Aim:
Copy out all the records exactly.

[Lines of data]
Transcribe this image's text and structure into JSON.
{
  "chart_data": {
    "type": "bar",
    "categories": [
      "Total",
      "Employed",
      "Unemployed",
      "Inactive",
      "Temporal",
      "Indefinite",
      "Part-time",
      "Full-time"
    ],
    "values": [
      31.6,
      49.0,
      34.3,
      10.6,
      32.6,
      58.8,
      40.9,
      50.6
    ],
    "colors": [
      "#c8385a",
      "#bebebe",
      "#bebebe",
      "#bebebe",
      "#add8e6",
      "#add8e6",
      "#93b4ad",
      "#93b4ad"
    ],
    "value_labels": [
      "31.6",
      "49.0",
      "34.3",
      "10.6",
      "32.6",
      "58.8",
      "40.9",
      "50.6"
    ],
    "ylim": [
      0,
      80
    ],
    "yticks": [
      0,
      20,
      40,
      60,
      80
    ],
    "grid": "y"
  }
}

Task response:
Transcribe this image's text and structure into JSON.
{
  "chart_data": {
    "type": "bar",
    "categories": [
      "Total",
      "Employed",
      "Unemployed",
      "Inactive",
      "Temporal",
      "Indefinite",
      "Part-time",
      "Full-time"
    ],
    "values": [
      31.6,
      49.0,
      34.3,
      10.6,
      32.6,
      58.8,
      40.9,
      50.6
    ],
    "colors": [
      "#c8385a",
      "#bebebe",
      "#bebebe",
      "#bebebe",
      "#add8e6",
      "#add8e6",
      "#93b4ad",
      "#93b4ad"
    ],
    "value_labels": [
      "31.6",
      "49.0",
      "34.3",
      "10.6",
      "32.6",
      "58.8",
      "40.9",
      "50.6"
    ],
    "ylim": [
      0,
      80
    ],
    "yticks": [
      0,
      20,
      40,
      60,
      80
    ],
    "grid": "y"
  }
}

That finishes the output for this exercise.